# Stated task
State how many lines of the entries hold the string "alpha". Reply with the number alone.

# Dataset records

* start *

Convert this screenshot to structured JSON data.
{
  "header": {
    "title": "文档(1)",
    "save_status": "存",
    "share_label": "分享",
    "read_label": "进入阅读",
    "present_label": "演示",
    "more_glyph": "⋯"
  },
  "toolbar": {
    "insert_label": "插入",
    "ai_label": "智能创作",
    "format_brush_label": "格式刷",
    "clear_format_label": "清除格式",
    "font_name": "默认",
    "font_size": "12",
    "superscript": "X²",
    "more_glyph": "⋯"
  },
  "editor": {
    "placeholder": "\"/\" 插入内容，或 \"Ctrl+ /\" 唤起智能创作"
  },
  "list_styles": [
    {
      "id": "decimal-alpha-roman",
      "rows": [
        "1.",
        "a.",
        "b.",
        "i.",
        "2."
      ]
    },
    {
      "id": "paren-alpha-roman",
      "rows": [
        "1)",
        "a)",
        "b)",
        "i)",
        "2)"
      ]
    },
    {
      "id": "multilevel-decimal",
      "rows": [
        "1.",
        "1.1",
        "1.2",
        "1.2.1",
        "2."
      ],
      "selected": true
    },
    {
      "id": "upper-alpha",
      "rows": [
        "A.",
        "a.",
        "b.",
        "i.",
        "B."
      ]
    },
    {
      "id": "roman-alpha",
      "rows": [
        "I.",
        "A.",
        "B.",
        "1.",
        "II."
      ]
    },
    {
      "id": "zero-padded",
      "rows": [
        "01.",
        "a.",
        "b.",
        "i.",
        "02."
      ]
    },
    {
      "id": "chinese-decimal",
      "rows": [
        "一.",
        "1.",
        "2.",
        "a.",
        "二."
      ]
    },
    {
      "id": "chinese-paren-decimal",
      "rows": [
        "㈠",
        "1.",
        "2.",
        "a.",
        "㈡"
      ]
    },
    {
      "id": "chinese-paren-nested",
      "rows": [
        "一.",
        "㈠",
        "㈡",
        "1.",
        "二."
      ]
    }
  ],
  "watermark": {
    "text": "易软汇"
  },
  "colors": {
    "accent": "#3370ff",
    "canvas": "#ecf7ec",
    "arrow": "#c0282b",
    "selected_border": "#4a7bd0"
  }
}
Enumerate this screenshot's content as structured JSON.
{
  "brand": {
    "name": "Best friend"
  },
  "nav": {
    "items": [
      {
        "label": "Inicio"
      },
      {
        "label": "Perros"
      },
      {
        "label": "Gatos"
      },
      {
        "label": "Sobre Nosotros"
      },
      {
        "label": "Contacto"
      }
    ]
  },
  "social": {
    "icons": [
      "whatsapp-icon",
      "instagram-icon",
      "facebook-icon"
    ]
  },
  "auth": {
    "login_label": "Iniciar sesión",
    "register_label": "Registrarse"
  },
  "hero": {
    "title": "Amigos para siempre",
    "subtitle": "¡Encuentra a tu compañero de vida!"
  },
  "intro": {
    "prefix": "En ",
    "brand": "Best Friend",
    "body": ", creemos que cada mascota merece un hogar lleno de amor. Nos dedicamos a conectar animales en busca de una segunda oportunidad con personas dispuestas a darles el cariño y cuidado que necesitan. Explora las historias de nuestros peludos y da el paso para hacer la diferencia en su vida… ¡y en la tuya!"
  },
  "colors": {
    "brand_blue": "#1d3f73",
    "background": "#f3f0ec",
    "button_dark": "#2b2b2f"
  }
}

* end *

# Output
4